-------- Material supplied --------

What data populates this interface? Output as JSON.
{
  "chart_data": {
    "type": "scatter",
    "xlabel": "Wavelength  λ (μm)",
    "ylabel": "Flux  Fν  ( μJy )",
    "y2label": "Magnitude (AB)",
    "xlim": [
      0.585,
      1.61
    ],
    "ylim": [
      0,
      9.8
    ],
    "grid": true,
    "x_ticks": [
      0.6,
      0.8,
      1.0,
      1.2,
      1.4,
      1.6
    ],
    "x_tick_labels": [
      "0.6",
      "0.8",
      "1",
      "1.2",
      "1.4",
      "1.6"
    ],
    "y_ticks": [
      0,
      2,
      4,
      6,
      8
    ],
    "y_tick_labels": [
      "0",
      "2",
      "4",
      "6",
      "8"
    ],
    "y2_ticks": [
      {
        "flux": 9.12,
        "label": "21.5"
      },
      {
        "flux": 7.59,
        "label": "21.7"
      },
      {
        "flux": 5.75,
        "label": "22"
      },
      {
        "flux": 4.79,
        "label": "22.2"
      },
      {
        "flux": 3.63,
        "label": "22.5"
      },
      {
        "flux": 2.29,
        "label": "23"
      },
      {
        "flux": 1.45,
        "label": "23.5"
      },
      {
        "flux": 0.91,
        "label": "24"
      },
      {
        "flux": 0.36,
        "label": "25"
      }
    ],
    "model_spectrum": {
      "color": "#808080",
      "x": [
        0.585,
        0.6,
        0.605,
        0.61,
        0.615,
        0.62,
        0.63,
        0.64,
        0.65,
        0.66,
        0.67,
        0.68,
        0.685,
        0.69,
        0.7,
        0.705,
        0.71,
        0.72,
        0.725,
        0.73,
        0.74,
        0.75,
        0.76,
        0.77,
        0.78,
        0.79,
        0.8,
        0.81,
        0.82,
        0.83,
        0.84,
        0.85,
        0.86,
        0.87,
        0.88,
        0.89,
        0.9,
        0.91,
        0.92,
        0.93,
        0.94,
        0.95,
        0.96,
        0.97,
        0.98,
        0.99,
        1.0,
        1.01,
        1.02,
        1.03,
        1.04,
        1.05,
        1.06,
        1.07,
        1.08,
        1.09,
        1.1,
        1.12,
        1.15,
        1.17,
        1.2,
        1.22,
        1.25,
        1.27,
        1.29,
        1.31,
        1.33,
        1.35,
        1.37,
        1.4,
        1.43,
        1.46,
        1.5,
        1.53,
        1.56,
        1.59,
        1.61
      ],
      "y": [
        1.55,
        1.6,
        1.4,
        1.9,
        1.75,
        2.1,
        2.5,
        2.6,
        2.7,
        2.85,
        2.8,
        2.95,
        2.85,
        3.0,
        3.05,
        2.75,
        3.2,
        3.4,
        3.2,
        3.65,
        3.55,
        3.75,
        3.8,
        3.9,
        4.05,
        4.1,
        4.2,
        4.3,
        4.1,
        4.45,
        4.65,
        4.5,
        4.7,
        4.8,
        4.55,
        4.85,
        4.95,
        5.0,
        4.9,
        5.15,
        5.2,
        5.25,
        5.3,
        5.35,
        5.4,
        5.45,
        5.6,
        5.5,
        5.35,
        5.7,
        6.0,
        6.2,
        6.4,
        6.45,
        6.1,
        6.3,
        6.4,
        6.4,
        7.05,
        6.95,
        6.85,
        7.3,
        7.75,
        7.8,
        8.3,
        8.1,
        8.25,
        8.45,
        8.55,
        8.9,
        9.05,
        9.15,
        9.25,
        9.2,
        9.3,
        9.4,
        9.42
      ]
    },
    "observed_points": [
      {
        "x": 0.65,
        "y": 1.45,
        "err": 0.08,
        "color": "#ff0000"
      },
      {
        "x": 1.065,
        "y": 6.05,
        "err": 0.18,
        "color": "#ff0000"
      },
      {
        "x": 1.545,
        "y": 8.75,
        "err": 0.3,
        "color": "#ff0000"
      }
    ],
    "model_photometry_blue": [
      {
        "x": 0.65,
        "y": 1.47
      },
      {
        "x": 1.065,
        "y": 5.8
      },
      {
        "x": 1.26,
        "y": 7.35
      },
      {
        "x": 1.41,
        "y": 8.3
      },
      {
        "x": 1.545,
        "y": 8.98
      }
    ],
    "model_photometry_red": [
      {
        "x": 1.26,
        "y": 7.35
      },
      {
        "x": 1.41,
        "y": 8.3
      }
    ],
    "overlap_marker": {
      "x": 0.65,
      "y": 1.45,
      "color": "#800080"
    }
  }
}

--------
-------- Material supplied --------

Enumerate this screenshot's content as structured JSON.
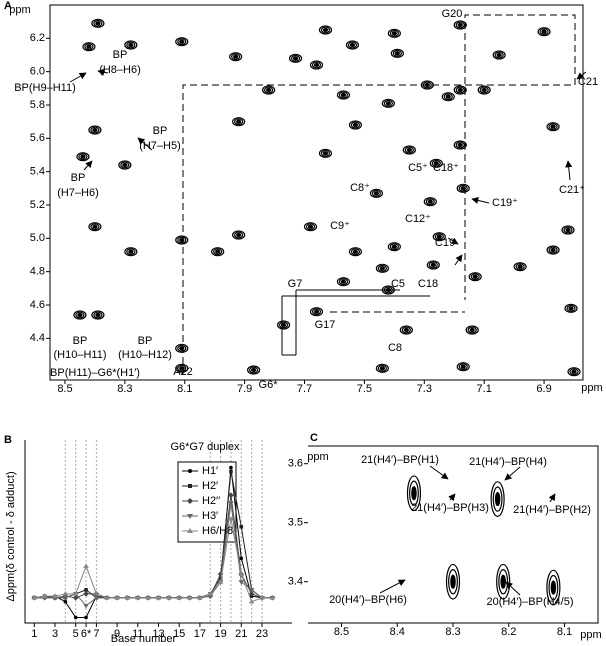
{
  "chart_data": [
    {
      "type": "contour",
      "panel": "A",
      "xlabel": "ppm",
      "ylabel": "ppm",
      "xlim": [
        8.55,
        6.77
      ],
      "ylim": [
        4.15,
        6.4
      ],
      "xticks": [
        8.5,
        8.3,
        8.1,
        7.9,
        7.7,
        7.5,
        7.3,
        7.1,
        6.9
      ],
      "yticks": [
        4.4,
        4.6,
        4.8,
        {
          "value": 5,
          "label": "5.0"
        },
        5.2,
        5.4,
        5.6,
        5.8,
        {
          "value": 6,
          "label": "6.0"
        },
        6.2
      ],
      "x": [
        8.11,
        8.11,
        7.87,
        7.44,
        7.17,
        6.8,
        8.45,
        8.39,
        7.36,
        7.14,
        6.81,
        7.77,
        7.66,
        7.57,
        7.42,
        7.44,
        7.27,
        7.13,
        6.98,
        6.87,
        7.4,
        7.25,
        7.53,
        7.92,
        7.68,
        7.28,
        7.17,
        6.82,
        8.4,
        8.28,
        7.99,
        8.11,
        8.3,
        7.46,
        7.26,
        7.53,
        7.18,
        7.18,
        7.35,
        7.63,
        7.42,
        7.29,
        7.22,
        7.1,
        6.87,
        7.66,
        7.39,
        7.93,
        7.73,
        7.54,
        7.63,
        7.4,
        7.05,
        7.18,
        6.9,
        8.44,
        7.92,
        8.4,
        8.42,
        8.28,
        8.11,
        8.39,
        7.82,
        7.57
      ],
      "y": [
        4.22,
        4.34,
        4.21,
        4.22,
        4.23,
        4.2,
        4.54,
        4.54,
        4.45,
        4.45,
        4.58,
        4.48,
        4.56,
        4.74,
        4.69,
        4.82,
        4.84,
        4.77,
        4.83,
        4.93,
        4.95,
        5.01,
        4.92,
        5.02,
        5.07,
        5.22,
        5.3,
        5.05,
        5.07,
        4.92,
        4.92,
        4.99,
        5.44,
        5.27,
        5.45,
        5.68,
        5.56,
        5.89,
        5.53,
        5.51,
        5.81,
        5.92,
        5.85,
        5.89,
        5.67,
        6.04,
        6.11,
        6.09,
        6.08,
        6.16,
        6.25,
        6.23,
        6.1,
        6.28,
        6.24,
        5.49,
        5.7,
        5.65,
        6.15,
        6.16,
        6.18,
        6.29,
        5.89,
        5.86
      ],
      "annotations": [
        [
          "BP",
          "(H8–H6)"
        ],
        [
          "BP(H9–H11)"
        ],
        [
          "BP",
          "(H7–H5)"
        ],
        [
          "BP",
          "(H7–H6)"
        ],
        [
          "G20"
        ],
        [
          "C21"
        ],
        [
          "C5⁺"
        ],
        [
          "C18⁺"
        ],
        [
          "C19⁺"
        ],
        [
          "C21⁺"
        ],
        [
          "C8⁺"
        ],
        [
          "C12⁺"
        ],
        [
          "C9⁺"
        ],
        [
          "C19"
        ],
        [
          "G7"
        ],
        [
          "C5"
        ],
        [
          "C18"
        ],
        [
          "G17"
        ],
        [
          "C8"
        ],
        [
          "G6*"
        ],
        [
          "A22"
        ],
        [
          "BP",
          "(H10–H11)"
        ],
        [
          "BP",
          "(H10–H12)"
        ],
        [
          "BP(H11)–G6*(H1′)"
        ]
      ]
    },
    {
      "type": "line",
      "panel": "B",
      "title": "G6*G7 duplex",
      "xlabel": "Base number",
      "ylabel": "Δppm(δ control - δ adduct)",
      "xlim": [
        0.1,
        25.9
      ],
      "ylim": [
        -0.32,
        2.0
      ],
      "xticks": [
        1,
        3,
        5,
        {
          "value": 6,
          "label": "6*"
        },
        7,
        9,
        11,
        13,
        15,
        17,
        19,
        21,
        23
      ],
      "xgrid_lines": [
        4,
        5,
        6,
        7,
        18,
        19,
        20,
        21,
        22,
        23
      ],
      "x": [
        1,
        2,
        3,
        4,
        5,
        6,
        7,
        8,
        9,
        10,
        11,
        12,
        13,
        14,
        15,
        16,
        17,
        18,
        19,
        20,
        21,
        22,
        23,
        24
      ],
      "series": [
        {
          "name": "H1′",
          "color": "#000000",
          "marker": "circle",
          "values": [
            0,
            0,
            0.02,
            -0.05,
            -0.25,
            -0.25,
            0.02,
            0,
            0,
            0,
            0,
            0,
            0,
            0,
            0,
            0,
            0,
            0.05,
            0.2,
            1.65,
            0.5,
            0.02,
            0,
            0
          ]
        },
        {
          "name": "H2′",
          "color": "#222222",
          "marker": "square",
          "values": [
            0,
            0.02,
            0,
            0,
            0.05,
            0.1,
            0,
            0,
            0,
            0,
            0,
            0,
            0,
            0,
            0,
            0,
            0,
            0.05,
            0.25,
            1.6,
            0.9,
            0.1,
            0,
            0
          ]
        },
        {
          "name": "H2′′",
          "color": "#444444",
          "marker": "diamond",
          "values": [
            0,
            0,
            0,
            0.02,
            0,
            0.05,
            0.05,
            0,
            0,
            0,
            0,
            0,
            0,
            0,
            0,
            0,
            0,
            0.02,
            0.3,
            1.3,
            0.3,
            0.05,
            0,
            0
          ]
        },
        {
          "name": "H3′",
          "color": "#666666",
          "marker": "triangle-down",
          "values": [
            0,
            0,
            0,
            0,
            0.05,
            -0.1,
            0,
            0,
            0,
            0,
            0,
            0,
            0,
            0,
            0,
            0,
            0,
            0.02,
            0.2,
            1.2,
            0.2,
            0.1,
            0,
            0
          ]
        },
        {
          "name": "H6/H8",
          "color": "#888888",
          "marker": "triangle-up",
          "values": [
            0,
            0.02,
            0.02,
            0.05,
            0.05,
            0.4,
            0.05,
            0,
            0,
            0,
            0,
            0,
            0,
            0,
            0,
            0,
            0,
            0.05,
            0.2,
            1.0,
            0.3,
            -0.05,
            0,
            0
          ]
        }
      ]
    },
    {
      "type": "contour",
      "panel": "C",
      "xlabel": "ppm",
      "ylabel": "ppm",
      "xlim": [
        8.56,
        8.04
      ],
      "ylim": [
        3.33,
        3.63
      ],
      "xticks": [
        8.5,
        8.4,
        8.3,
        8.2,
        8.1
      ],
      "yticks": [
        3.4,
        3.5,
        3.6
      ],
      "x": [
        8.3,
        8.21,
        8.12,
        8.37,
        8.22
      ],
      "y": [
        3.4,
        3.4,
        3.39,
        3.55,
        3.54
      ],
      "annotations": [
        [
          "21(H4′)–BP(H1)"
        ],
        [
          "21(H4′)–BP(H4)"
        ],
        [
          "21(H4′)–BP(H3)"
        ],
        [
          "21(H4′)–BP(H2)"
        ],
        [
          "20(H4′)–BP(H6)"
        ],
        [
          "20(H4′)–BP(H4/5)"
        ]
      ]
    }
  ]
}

--------

In the material above, show every line where the word "name" turns up.

• _Task answer_
          "name": "H1′",
          "name": "H2′",
          "name": "H2′′",
          "name": "H3′",
          "name": "H6/H8",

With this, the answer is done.